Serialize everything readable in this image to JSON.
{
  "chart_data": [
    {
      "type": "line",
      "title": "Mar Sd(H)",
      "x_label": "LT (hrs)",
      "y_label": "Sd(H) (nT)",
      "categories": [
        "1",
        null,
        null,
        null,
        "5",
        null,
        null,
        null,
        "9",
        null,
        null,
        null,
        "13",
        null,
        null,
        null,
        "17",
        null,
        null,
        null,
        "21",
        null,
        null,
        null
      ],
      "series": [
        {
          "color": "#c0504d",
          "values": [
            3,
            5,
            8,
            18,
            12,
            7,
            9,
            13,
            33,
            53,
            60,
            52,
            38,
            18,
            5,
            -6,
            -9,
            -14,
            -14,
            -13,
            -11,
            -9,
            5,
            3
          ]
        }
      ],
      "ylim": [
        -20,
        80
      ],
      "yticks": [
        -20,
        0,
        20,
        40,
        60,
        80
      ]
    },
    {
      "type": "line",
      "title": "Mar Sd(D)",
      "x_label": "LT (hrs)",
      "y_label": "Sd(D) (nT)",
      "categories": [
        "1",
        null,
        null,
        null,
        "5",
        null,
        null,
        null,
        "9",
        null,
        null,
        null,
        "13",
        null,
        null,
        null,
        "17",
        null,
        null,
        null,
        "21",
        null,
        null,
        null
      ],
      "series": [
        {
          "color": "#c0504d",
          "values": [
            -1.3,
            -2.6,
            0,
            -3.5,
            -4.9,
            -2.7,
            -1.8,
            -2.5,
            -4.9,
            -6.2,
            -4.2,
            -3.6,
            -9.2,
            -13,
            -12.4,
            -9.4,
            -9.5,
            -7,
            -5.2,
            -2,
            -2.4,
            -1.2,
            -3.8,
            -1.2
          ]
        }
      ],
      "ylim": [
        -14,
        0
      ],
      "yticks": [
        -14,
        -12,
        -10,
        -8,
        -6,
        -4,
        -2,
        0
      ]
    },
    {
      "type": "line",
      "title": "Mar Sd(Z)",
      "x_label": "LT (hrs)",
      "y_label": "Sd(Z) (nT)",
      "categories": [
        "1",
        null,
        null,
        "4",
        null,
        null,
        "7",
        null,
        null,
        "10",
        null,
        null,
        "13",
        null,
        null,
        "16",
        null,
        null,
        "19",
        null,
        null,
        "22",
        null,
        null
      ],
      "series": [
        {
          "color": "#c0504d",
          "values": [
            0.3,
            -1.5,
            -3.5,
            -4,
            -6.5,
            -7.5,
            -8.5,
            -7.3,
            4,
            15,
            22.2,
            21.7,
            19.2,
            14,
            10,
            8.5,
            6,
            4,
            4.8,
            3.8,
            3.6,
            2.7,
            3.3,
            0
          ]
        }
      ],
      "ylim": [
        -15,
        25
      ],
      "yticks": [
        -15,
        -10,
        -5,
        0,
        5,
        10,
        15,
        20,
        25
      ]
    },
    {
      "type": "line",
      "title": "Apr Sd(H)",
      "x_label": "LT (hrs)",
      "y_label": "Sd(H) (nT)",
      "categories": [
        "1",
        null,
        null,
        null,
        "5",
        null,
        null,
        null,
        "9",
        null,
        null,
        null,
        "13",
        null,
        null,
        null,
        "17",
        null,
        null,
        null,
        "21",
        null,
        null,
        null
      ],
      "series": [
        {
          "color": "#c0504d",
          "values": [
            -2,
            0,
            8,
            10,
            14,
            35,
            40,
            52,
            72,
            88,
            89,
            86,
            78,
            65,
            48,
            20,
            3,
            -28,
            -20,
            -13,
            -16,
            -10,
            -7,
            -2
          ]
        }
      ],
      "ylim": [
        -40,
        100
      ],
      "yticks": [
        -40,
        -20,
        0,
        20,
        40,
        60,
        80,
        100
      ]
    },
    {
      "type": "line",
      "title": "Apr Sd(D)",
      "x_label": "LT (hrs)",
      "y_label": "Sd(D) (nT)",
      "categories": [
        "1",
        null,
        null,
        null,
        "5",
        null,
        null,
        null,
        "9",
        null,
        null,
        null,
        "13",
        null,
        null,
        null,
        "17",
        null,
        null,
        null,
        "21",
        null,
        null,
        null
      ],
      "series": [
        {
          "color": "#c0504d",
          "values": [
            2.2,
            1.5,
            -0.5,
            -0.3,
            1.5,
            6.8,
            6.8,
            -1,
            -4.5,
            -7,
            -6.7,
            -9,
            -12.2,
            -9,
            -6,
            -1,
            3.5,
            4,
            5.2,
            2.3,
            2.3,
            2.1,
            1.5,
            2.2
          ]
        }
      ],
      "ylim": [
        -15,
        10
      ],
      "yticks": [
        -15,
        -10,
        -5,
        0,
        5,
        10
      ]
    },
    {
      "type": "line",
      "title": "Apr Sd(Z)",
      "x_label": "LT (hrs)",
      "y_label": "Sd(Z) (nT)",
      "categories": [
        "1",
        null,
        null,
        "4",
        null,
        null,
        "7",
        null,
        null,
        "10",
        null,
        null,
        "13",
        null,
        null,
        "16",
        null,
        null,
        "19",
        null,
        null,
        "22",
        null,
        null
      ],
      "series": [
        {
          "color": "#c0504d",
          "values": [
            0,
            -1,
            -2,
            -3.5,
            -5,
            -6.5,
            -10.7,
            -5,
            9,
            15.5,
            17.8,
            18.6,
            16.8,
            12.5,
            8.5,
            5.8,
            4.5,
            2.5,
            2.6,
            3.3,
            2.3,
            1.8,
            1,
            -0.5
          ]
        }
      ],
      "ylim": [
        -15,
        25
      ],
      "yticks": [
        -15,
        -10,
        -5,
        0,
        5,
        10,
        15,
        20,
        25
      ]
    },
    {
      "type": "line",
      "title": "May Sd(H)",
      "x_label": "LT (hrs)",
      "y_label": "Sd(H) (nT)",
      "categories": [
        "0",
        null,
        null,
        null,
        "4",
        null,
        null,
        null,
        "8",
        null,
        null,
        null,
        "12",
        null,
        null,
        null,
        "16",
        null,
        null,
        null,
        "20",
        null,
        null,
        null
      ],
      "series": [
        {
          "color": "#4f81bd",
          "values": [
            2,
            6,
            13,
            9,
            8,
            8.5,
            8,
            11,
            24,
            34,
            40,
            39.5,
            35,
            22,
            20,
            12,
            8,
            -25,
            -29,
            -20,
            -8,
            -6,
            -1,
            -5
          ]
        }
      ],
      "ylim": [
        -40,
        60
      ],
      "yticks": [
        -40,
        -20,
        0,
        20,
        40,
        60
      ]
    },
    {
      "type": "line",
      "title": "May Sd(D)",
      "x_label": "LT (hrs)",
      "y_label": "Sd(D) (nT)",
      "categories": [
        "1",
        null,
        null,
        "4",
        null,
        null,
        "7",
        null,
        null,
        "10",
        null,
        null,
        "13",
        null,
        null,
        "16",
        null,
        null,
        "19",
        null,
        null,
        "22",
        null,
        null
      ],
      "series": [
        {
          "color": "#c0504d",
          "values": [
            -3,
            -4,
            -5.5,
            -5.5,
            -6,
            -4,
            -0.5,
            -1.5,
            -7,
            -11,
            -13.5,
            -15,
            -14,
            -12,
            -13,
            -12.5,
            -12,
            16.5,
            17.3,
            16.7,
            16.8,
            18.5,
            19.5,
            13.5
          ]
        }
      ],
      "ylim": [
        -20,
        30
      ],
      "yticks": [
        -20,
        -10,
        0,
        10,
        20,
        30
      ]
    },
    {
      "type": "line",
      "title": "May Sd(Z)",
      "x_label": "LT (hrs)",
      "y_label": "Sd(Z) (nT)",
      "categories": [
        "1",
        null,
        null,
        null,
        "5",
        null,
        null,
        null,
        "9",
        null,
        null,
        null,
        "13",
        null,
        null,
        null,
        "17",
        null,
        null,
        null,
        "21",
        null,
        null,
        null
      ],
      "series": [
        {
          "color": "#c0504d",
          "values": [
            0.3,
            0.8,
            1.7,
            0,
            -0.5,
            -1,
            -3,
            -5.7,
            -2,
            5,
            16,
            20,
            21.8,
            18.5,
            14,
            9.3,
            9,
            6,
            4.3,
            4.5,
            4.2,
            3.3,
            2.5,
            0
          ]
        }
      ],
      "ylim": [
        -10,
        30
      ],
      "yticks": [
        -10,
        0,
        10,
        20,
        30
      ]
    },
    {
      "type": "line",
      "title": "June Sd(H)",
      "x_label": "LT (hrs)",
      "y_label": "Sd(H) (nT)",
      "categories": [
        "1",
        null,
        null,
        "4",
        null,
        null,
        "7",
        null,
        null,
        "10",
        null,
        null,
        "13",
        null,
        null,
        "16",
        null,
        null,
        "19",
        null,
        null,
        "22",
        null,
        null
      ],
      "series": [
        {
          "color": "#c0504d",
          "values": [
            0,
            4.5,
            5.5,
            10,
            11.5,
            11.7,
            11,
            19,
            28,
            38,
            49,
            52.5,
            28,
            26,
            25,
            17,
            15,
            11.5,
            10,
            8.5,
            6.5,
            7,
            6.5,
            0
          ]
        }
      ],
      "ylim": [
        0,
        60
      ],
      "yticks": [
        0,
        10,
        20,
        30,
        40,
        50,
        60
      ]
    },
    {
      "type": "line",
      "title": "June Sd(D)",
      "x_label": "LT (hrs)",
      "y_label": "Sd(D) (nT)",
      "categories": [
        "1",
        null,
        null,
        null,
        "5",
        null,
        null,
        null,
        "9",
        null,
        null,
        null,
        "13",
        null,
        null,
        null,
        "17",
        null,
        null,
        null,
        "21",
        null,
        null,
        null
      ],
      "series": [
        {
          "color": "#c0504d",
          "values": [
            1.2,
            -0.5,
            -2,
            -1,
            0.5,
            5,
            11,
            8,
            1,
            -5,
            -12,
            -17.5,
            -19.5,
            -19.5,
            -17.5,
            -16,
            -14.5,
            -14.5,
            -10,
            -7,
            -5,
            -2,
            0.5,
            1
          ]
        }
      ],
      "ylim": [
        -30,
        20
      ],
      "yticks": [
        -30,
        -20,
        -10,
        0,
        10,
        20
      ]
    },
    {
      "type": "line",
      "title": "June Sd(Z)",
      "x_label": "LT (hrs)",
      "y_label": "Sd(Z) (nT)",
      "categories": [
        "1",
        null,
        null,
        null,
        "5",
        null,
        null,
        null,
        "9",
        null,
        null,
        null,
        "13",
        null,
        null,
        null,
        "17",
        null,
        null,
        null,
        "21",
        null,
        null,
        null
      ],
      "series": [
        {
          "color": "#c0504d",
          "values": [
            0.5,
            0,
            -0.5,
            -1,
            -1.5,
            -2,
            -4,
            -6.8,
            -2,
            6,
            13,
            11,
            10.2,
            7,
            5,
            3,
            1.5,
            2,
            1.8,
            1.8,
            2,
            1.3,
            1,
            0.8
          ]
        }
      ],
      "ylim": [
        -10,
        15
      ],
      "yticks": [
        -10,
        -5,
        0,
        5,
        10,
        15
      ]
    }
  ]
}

.....

Each line that has the word "title" should be copied.

      "title": "Mar Sd(H)",
      "title": "Mar Sd(D)",
      "title": "Mar Sd(Z)",
      "title": "Apr Sd(H)",
      "title": "Apr Sd(D)",
      "title": "Apr Sd(Z)",
      "title": "May Sd(H)",
      "title": "May Sd(D)",
      "title": "May Sd(Z)",
      "title": "June Sd(H)",
      "title": "June Sd(D)",
      "title": "June Sd(Z)",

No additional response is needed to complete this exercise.